## Stated task:
Please write out the material below exactly as given.

-- start Data lines --

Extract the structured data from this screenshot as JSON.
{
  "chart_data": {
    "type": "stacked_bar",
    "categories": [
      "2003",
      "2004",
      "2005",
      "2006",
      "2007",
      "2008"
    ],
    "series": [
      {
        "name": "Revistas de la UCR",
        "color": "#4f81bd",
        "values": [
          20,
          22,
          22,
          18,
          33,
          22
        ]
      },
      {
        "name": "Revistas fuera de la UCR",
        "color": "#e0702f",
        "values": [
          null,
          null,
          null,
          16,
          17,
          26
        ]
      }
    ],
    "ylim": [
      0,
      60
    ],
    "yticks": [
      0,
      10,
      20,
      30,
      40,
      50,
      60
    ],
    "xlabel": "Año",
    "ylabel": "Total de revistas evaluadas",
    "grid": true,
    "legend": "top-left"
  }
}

-- end Data lines --

## Final answer:
Extract the structured data from this screenshot as JSON.
{
  "chart_data": {
    "type": "stacked_bar",
    "categories": [
      "2003",
      "2004",
      "2005",
      "2006",
      "2007",
      "2008"
    ],
    "series": [
      {
        "name": "Revistas de la UCR",
        "color": "#4f81bd",
        "values": [
          20,
          22,
          22,
          18,
          33,
          22
        ]
      },
      {
        "name": "Revistas fuera de la UCR",
        "color": "#e0702f",
        "values": [
          null,
          null,
          null,
          16,
          17,
          26
        ]
      }
    ],
    "ylim": [
      0,
      60
    ],
    "yticks": [
      0,
      10,
      20,
      30,
      40,
      50,
      60
    ],
    "xlabel": "Año",
    "ylabel": "Total de revistas evaluadas",
    "grid": true,
    "legend": "top-left"
  }
}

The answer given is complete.